» **Dataset records**
◇ ◇ ◇ ◇ ◇

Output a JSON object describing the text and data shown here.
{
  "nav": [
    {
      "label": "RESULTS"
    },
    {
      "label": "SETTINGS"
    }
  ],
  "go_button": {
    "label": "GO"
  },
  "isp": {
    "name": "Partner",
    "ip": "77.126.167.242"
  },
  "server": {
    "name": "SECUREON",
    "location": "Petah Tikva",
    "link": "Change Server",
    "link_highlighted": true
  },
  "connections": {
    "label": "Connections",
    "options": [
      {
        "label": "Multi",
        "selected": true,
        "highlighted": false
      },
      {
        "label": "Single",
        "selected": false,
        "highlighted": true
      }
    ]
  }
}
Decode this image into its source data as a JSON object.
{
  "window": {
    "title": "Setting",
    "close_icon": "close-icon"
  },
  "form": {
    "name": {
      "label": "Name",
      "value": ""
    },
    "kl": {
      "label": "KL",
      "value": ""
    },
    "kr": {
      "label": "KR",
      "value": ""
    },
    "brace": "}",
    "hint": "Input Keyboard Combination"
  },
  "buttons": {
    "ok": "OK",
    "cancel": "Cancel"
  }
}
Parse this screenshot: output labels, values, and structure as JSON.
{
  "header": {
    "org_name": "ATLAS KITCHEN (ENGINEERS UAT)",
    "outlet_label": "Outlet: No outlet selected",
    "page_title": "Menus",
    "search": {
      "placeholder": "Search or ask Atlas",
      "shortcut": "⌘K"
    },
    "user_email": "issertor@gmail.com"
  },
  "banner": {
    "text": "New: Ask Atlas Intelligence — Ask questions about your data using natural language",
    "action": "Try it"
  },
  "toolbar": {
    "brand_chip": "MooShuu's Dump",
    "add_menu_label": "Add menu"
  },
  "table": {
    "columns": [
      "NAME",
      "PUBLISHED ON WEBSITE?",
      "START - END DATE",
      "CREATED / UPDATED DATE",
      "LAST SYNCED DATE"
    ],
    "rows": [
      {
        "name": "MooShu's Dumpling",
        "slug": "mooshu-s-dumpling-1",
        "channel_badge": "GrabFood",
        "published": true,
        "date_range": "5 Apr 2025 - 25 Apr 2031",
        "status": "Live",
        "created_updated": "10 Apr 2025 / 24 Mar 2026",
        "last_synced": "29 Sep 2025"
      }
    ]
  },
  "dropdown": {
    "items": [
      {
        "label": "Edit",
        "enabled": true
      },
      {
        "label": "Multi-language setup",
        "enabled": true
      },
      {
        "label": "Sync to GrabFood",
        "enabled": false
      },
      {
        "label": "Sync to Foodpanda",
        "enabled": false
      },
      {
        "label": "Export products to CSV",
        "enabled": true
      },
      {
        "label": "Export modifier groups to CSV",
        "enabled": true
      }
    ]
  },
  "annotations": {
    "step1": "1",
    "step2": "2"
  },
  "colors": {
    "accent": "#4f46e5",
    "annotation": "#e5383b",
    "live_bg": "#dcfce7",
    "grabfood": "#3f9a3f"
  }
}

◇ ◇ ◇ ◇ ◇

» **Set exercise**
Pull every line holding "language" out of the records.

» **Exercise answer**
    "text": "New: Ask Atlas Intelligence — Ask questions about your data using natural language",
        "label": "Multi-language setup",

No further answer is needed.